Records
⁂

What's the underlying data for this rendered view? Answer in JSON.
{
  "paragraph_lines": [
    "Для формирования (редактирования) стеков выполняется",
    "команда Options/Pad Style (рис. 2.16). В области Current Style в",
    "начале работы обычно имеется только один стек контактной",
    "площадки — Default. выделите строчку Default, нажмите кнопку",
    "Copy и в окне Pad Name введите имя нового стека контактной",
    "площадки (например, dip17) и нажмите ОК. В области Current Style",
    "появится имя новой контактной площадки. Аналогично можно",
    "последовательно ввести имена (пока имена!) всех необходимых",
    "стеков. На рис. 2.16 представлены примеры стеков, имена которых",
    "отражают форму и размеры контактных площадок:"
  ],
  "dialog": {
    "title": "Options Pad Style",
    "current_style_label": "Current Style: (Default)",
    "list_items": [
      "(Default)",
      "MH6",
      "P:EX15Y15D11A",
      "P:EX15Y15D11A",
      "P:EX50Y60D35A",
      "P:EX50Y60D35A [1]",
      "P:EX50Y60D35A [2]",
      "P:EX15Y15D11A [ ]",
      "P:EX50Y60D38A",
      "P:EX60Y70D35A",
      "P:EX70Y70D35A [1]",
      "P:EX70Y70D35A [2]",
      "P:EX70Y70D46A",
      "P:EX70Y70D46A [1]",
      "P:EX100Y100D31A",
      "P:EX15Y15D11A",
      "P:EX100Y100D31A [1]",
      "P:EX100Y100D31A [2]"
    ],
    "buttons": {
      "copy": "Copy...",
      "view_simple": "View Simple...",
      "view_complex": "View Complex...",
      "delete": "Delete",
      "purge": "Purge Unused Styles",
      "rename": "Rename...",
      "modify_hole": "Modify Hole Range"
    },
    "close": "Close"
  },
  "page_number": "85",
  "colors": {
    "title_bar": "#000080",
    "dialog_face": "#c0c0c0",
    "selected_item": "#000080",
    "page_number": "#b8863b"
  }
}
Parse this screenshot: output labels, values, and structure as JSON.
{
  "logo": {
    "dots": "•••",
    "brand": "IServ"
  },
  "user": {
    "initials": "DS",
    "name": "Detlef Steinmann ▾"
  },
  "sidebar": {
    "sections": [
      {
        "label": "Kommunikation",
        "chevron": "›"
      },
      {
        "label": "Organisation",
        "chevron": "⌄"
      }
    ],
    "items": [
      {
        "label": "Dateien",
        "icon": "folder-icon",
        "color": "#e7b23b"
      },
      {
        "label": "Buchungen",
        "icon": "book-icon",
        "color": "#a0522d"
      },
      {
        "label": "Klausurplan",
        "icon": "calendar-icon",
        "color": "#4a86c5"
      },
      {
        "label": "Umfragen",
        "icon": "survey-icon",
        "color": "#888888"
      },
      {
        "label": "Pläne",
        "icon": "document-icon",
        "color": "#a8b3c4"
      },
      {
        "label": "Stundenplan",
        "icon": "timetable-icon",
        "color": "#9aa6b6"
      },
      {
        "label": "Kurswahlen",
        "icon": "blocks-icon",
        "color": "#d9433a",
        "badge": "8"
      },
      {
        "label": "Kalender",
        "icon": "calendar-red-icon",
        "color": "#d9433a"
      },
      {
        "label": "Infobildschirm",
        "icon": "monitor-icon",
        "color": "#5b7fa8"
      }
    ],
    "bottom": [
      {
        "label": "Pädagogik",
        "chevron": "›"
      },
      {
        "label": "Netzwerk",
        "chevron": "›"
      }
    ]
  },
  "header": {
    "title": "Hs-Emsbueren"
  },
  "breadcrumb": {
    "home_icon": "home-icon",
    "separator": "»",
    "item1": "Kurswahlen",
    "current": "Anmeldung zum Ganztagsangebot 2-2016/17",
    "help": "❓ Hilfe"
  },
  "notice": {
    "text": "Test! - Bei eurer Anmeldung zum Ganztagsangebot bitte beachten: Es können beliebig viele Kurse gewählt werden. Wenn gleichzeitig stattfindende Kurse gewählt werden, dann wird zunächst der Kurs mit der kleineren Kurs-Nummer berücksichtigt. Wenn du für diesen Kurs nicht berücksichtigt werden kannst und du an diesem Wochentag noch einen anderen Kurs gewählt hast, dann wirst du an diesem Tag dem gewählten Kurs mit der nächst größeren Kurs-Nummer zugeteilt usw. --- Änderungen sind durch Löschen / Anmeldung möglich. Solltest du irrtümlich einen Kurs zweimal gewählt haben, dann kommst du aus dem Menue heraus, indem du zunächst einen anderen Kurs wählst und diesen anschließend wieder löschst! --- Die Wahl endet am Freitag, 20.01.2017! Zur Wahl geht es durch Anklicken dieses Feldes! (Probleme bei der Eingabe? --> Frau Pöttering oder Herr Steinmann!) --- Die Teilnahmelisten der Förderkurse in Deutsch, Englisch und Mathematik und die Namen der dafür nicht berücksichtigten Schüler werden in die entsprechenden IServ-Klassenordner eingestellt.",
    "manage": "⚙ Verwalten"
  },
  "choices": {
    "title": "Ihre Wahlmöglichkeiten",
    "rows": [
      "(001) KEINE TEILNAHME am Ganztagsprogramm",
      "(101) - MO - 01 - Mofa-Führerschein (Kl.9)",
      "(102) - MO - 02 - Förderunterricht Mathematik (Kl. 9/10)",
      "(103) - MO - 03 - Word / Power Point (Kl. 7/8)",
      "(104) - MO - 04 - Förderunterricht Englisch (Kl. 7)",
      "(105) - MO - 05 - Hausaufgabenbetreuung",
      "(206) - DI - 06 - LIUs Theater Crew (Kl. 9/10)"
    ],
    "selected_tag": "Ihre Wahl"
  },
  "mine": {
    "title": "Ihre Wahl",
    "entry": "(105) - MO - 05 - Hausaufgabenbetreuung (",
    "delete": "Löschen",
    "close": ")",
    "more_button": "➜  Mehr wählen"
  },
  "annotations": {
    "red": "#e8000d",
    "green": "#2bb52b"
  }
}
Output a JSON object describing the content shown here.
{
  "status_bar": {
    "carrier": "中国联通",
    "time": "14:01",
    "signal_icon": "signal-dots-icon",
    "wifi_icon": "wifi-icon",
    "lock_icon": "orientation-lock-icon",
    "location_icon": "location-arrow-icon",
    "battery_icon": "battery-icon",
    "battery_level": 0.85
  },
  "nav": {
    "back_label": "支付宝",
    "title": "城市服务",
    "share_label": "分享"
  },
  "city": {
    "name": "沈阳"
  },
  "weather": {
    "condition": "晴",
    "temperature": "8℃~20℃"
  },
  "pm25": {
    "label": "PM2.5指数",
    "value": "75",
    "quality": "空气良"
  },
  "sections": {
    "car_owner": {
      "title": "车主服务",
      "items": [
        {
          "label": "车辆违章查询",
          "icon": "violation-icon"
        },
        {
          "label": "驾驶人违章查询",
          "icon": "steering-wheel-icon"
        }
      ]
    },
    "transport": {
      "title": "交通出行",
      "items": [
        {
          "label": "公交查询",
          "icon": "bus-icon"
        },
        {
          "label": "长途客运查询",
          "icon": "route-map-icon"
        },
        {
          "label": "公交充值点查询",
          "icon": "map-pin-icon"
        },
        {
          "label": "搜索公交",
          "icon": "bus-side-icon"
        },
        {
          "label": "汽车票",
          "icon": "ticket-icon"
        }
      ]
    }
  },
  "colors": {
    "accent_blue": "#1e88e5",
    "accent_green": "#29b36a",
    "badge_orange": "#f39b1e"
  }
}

⁂

Extract each entry in full, exactly as given.

RESULT OF THE TASK:
What's the underlying data for this rendered view? Answer in JSON.
{
  "paragraph_lines": [
    "Для формирования (редактирования) стеков выполняется",
    "команда Options/Pad Style (рис. 2.16). В области Current Style в",
    "начале работы обычно имеется только один стек контактной",
    "площадки — Default. выделите строчку Default, нажмите кнопку",
    "Copy и в окне Pad Name введите имя нового стека контактной",
    "площадки (например, dip17) и нажмите ОК. В области Current Style",
    "появится имя новой контактной площадки. Аналогично можно",
    "последовательно ввести имена (пока имена!) всех необходимых",
    "стеков. На рис. 2.16 представлены примеры стеков, имена которых",
    "отражают форму и размеры контактных площадок:"
  ],
  "dialog": {
    "title": "Options Pad Style",
    "current_style_label": "Current Style: (Default)",
    "list_items": [
      "(Default)",
      "MH6",
      "P:EX15Y15D11A",
      "P:EX15Y15D11A",
      "P:EX50Y60D35A",
      "P:EX50Y60D35A [1]",
      "P:EX50Y60D35A [2]",
      "P:EX15Y15D11A [ ]",
      "P:EX50Y60D38A",
      "P:EX60Y70D35A",
      "P:EX70Y70D35A [1]",
      "P:EX70Y70D35A [2]",
      "P:EX70Y70D46A",
      "P:EX70Y70D46A [1]",
      "P:EX100Y100D31A",
      "P:EX15Y15D11A",
      "P:EX100Y100D31A [1]",
      "P:EX100Y100D31A [2]"
    ],
    "buttons": {
      "copy": "Copy...",
      "view_simple": "View Simple...",
      "view_complex": "View Complex...",
      "delete": "Delete",
      "purge": "Purge Unused Styles",
      "rename": "Rename...",
      "modify_hole": "Modify Hole Range"
    },
    "close": "Close"
  },
  "page_number": "85",
  "colors": {
    "title_bar": "#000080",
    "dialog_face": "#c0c0c0",
    "selected_item": "#000080",
    "page_number": "#b8863b"
  }
}
Parse this screenshot: output labels, values, and structure as JSON.
{
  "logo": {
    "dots": "•••",
    "brand": "IServ"
  },
  "user": {
    "initials": "DS",
    "name": "Detlef Steinmann ▾"
  },
  "sidebar": {
    "sections": [
      {
        "label": "Kommunikation",
        "chevron": "›"
      },
      {
        "label": "Organisation",
        "chevron": "⌄"
      }
    ],
    "items": [
      {
        "label": "Dateien",
        "icon": "folder-icon",
        "color": "#e7b23b"
      },
      {
        "label": "Buchungen",
        "icon": "book-icon",
        "color": "#a0522d"
      },
      {
        "label": "Klausurplan",
        "icon": "calendar-icon",
        "color": "#4a86c5"
      },
      {
        "label": "Umfragen",
        "icon": "survey-icon",
        "color": "#888888"
      },
      {
        "label": "Pläne",
        "icon": "document-icon",
        "color": "#a8b3c4"
      },
      {
        "label": "Stundenplan",
        "icon": "timetable-icon",
        "color": "#9aa6b6"
      },
      {
        "label": "Kurswahlen",
        "icon": "blocks-icon",
        "color": "#d9433a",
        "badge": "8"
      },
      {
        "label": "Kalender",
        "icon": "calendar-red-icon",
        "color": "#d9433a"
      },
      {
        "label": "Infobildschirm",
        "icon": "monitor-icon",
        "color": "#5b7fa8"
      }
    ],
    "bottom": [
      {
        "label": "Pädagogik",
        "chevron": "›"
      },
      {
        "label": "Netzwerk",
        "chevron": "›"
      }
    ]
  },
  "header": {
    "title": "Hs-Emsbueren"
  },
  "breadcrumb": {
    "home_icon": "home-icon",
    "separator": "»",
    "item1": "Kurswahlen",
    "current": "Anmeldung zum Ganztagsangebot 2-2016/17",
    "help": "❓ Hilfe"
  },
  "notice": {
    "text": "Test! - Bei eurer Anmeldung zum Ganztagsangebot bitte beachten: Es können beliebig viele Kurse gewählt werden. Wenn gleichzeitig stattfindende Kurse gewählt werden, dann wird zunächst der Kurs mit der kleineren Kurs-Nummer berücksichtigt. Wenn du für diesen Kurs nicht berücksichtigt werden kannst und du an diesem Wochentag noch einen anderen Kurs gewählt hast, dann wirst du an diesem Tag dem gewählten Kurs mit der nächst größeren Kurs-Nummer zugeteilt usw. --- Änderungen sind durch Löschen / Anmeldung möglich. Solltest du irrtümlich einen Kurs zweimal gewählt haben, dann kommst du aus dem Menue heraus, indem du zunächst einen anderen Kurs wählst und diesen anschließend wieder löschst! --- Die Wahl endet am Freitag, 20.01.2017! Zur Wahl geht es durch Anklicken dieses Feldes! (Probleme bei der Eingabe? --> Frau Pöttering oder Herr Steinmann!) --- Die Teilnahmelisten der Förderkurse in Deutsch, Englisch und Mathematik und die Namen der dafür nicht berücksichtigten Schüler werden in die entsprechenden IServ-Klassenordner eingestellt.",
    "manage": "⚙ Verwalten"
  },
  "choices": {
    "title": "Ihre Wahlmöglichkeiten",
    "rows": [
      "(001) KEINE TEILNAHME am Ganztagsprogramm",
      "(101) - MO - 01 - Mofa-Führerschein (Kl.9)",
      "(102) - MO - 02 - Förderunterricht Mathematik (Kl. 9/10)",
      "(103) - MO - 03 - Word / Power Point (Kl. 7/8)",
      "(104) - MO - 04 - Förderunterricht Englisch (Kl. 7)",
      "(105) - MO - 05 - Hausaufgabenbetreuung",
      "(206) - DI - 06 - LIUs Theater Crew (Kl. 9/10)"
    ],
    "selected_tag": "Ihre Wahl"
  },
  "mine": {
    "title": "Ihre Wahl",
    "entry": "(105) - MO - 05 - Hausaufgabenbetreuung (",
    "delete": "Löschen",
    "close": ")",
    "more_button": "➜  Mehr wählen"
  },
  "annotations": {
    "red": "#e8000d",
    "green": "#2bb52b"
  }
}
Output a JSON object describing the content shown here.
{
  "status_bar": {
    "carrier": "中国联通",
    "time": "14:01",
    "signal_icon": "signal-dots-icon",
    "wifi_icon": "wifi-icon",
    "lock_icon": "orientation-lock-icon",
    "location_icon": "location-arrow-icon",
    "battery_icon": "battery-icon",
    "battery_level": 0.85
  },
  "nav": {
    "back_label": "支付宝",
    "title": "城市服务",
    "share_label": "分享"
  },
  "city": {
    "name": "沈阳"
  },
  "weather": {
    "condition": "晴",
    "temperature": "8℃~20℃"
  },
  "pm25": {
    "label": "PM2.5指数",
    "value": "75",
    "quality": "空气良"
  },
  "sections": {
    "car_owner": {
      "title": "车主服务",
      "items": [
        {
          "label": "车辆违章查询",
          "icon": "violation-icon"
        },
        {
          "label": "驾驶人违章查询",
          "icon": "steering-wheel-icon"
        }
      ]
    },
    "transport": {
      "title": "交通出行",
      "items": [
        {
          "label": "公交查询",
          "icon": "bus-icon"
        },
        {
          "label": "长途客运查询",
          "icon": "route-map-icon"
        },
        {
          "label": "公交充值点查询",
          "icon": "map-pin-icon"
        },
        {
          "label": "搜索公交",
          "icon": "bus-side-icon"
        },
        {
          "label": "汽车票",
          "icon": "ticket-icon"
        }
      ]
    }
  },
  "colors": {
    "accent_blue": "#1e88e5",
    "accent_green": "#29b36a",
    "badge_orange": "#f39b1e"
  }
}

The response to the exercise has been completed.